■ Goal of the exercise: Where the string "wifi" occurs in the material below, report the whole line.

[Collected data entries]
# # # #

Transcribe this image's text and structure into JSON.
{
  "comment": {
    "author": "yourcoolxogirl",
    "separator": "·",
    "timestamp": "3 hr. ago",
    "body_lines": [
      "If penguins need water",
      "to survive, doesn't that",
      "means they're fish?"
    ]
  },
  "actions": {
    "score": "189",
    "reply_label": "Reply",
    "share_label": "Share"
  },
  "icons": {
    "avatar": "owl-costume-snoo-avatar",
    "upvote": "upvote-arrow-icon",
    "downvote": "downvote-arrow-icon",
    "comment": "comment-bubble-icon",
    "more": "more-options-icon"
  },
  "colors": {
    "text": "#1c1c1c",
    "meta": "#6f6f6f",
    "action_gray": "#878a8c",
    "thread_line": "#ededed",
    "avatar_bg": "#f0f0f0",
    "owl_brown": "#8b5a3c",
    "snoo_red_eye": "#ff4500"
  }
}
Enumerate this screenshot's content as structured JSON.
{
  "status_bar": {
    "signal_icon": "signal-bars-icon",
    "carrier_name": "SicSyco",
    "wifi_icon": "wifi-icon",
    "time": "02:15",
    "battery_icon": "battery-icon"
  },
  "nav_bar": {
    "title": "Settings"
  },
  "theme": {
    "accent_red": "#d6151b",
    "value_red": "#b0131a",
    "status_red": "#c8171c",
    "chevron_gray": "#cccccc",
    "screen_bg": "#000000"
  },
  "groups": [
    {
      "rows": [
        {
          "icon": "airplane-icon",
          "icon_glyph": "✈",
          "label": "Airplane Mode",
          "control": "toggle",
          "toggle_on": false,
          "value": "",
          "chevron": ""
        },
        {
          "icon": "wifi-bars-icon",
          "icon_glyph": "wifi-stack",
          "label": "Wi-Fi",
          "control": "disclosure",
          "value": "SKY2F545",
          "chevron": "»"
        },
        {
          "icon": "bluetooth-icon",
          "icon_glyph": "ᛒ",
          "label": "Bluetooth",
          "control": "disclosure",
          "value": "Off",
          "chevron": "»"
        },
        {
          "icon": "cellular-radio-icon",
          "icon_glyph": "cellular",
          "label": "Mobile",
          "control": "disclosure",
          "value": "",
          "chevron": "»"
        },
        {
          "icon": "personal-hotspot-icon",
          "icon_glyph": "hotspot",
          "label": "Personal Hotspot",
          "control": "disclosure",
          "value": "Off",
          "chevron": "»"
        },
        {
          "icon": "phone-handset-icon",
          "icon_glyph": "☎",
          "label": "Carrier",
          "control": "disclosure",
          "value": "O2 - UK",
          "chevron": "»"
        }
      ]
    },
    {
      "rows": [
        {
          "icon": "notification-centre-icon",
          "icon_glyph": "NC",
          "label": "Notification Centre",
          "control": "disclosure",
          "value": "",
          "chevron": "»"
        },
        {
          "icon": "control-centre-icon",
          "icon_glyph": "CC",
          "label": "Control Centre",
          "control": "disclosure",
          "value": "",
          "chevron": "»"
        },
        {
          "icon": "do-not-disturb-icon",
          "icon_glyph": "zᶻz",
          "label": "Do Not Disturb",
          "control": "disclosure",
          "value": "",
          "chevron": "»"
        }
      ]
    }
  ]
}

# # # #

■ Response to this task:
    "wifi_icon": "wifi-icon",
          "icon": "wifi-bars-icon",
          "icon_glyph": "wifi-stack",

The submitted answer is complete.